▸ TASK PROMPT:
Tell how many lines include the string "Paranaense". Answer with a single number.

Extracted records:
## start

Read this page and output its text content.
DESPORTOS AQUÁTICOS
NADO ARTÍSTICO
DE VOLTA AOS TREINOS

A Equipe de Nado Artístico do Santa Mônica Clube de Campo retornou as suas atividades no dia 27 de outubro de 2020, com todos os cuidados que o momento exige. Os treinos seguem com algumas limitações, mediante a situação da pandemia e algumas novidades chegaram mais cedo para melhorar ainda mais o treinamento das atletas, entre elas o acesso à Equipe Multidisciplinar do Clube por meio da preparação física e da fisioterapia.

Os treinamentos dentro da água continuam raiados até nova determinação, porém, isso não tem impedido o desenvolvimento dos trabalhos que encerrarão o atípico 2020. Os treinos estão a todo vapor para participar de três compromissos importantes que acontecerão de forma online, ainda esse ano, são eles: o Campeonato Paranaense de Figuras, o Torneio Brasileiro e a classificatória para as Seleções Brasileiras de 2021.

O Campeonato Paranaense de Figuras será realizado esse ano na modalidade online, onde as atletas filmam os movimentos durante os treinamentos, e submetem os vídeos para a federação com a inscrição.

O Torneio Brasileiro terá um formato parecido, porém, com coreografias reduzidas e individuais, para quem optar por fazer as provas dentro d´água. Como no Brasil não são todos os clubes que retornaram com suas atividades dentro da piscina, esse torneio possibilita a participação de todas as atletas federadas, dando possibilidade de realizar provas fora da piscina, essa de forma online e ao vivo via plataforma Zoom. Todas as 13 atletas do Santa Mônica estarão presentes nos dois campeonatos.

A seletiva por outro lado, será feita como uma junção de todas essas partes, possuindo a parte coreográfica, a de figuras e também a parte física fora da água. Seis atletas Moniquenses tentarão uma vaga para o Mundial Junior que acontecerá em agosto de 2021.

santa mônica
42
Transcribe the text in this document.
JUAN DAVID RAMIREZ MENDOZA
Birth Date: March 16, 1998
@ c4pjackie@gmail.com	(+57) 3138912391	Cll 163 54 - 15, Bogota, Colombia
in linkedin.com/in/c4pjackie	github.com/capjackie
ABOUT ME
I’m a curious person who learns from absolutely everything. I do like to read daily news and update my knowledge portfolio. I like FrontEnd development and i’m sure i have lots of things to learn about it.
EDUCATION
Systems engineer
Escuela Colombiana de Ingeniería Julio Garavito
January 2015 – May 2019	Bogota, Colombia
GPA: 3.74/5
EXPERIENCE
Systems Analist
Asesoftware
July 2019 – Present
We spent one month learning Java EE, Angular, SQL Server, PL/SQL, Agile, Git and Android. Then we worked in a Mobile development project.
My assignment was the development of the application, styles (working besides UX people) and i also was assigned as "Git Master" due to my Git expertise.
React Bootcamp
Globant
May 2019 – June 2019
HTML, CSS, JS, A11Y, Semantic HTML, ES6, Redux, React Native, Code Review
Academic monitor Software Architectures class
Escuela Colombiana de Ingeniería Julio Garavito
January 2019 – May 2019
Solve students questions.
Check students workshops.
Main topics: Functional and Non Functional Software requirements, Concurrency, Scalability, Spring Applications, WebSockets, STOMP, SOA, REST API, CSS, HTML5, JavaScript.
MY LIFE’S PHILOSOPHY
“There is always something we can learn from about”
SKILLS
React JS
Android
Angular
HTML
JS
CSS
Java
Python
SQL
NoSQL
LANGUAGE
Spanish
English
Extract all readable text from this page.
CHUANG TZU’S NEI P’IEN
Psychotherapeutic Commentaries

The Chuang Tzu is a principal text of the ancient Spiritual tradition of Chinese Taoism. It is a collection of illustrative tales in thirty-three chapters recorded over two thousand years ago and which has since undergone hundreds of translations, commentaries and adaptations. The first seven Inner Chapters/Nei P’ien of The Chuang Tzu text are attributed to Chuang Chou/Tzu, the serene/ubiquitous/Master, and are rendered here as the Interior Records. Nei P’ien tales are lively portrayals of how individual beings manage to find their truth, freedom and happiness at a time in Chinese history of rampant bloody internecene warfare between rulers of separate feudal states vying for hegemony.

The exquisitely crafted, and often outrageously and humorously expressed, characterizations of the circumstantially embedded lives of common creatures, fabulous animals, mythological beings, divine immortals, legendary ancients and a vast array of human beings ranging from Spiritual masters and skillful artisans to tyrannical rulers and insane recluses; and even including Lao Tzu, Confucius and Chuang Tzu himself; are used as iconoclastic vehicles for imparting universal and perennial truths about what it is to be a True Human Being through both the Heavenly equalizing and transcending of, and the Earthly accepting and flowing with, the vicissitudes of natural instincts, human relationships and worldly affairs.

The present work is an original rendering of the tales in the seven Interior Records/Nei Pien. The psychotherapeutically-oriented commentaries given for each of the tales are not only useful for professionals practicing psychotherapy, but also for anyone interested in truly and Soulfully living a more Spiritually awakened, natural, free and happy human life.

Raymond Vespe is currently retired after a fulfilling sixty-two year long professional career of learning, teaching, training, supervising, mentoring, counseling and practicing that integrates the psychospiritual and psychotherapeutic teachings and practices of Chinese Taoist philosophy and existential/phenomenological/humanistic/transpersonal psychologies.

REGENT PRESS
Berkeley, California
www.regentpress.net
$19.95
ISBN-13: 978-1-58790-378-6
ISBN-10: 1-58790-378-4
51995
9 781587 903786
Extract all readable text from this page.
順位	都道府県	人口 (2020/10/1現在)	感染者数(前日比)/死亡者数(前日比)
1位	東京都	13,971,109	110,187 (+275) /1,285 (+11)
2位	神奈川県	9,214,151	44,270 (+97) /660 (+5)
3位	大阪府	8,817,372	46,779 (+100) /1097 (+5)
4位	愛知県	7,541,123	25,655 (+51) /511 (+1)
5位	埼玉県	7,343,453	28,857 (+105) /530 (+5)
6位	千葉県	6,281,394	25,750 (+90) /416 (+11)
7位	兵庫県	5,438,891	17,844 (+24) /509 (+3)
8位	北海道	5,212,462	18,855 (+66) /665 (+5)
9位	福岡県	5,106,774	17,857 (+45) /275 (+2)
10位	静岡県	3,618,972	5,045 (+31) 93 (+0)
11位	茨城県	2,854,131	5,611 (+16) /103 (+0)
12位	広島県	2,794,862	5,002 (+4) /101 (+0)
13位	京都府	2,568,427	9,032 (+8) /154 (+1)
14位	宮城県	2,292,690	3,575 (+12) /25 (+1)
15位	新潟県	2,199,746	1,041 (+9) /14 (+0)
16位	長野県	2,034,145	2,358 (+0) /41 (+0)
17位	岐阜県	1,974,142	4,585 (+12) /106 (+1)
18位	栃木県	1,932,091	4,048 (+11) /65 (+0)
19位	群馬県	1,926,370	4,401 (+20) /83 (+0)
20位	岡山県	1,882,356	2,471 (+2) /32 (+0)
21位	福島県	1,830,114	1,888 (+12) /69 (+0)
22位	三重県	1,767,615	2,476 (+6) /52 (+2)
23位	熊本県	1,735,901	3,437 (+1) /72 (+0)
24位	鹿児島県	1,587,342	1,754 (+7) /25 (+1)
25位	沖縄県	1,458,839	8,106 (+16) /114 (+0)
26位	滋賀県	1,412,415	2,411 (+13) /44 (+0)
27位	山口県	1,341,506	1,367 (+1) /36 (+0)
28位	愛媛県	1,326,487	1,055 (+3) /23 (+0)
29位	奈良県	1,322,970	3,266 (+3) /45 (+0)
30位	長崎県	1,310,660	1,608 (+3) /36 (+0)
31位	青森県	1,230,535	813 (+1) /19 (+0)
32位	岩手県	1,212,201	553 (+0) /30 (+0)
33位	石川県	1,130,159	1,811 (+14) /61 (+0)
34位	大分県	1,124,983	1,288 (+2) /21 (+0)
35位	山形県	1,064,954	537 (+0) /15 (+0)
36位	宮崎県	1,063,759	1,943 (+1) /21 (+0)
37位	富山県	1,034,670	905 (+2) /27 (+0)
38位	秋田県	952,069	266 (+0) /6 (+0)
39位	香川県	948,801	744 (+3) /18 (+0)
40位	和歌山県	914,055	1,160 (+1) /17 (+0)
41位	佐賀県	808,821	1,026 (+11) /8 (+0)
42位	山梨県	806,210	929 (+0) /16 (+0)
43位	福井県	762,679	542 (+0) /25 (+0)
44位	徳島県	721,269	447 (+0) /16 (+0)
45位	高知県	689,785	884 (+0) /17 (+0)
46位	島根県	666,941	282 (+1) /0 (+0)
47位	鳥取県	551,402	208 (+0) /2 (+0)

## end

▸ WRITTEN ANSWER:
2